* SOURCE DOCUMENT *
= = =
Deserts are very hot during the day and very cold during the night Why?
Answer:
We know that good absorber are good radiators. Sand is good absorber, during the day time the sand absorbs heat and becomes very hot. But, during the nights it radiates heat soon and becomes cold.

Question 59.
State three uses of heat radiation.
Answer:

• In the cold country, the hot water is flown through the metallic pipes to warm the rooms.
• The walls and roof of greenhouse are made up of glass.
• To decrease the temperature of hot substance, it is spread over, thus it becomes cold soon.

Question 60.
In a chilled weather, animals curl themselves. Why?
Answer:
The rate of radiation of heat is directly proportional to the area of the surface. The sphere has the minimum surface area for a given volume. Thus, by curling, the animals reduce the area through which the heat is radiated and they keep the body warmer.

Question 61.
= = =
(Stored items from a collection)
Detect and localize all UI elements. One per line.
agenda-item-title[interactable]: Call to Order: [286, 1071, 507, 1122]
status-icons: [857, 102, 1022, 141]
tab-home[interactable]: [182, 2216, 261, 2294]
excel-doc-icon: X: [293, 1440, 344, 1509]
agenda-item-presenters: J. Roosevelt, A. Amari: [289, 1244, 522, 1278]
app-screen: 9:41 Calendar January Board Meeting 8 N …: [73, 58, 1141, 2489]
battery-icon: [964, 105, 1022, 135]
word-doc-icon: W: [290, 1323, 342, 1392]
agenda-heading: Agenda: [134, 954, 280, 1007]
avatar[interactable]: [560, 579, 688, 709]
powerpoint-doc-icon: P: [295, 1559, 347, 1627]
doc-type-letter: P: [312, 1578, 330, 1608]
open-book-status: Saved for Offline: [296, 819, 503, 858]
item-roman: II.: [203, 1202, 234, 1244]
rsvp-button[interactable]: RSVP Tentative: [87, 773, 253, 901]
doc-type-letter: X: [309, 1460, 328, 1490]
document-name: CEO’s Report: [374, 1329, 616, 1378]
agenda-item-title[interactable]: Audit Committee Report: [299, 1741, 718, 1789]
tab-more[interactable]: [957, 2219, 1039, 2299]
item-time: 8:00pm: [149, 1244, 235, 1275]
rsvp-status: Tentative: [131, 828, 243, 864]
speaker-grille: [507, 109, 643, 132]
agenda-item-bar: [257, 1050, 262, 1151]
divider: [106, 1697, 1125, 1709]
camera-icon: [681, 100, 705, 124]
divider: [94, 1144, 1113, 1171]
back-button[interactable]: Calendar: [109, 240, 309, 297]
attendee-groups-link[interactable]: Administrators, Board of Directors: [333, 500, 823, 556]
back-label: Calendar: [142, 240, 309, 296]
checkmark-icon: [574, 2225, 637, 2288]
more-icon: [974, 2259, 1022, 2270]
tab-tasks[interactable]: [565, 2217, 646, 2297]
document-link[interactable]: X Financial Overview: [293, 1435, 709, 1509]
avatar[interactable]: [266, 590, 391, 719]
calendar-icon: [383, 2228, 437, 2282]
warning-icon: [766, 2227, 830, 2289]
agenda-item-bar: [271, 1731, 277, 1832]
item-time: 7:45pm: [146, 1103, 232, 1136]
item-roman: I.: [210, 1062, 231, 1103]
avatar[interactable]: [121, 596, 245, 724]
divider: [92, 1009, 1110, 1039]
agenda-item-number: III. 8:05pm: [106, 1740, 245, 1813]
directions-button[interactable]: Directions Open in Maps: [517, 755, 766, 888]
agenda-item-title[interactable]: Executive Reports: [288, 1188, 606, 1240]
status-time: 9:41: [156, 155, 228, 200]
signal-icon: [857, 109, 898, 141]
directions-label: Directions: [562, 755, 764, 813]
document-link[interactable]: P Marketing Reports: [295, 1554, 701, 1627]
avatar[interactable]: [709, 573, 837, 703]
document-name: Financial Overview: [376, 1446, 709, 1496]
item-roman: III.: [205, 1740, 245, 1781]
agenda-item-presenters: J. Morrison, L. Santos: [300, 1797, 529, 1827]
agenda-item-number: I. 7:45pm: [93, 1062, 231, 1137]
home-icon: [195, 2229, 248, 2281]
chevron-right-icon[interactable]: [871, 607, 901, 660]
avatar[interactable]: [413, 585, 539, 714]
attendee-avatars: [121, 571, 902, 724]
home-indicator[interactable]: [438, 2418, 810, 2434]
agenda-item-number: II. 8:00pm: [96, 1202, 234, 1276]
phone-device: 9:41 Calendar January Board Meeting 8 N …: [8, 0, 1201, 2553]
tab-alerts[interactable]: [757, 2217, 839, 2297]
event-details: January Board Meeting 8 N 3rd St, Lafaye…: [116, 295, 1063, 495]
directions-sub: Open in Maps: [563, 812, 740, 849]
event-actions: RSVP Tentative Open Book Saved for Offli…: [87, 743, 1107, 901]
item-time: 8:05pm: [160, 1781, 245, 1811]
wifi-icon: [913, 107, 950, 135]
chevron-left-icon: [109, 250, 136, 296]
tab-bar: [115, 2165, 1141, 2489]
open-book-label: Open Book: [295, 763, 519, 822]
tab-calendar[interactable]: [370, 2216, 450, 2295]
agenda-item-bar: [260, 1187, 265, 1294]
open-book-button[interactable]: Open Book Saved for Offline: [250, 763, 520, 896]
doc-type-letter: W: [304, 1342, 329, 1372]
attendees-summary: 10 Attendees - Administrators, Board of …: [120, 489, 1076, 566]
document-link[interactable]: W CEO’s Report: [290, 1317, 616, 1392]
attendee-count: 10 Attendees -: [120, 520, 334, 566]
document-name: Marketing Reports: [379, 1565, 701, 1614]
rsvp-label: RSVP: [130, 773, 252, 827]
= = =
* DIRECTIONS *
1: Answer these questions from the heat radiation Q&A:
(a) During the day, what happens to desert sand?
(b) What material are the walls and roof of a greenhouse made of?
(c) Which shape has the minimum surface area for a given volume?
2: List every use of heat radiation that the heat radiation Q&A gives.
3: Reproduce the part of the heat radiation Q&A that begins at the words "Deserts are very" and stops after "Question 59.".

* THE ANSWERS *
1:
(a) The sand absorbs heat and becomes very hot.
(b) Glass.
(c) The sphere.

2:
- In the cold country, hot water is flown through metallic pipes to warm the rooms.
- The walls and roof of a greenhouse are made up of glass.
- To decrease the temperature of a hot substance, it is spread over so it becomes cold soon.

3:
Deserts are very hot during the day and very cold during the night Why?
Answer:
We know that good absorber are good radiators. Sand is good absorber, during the day time the sand absorbs heat and becomes very hot. But, during the nights it radiates heat soon and becomes cold.

Question 59.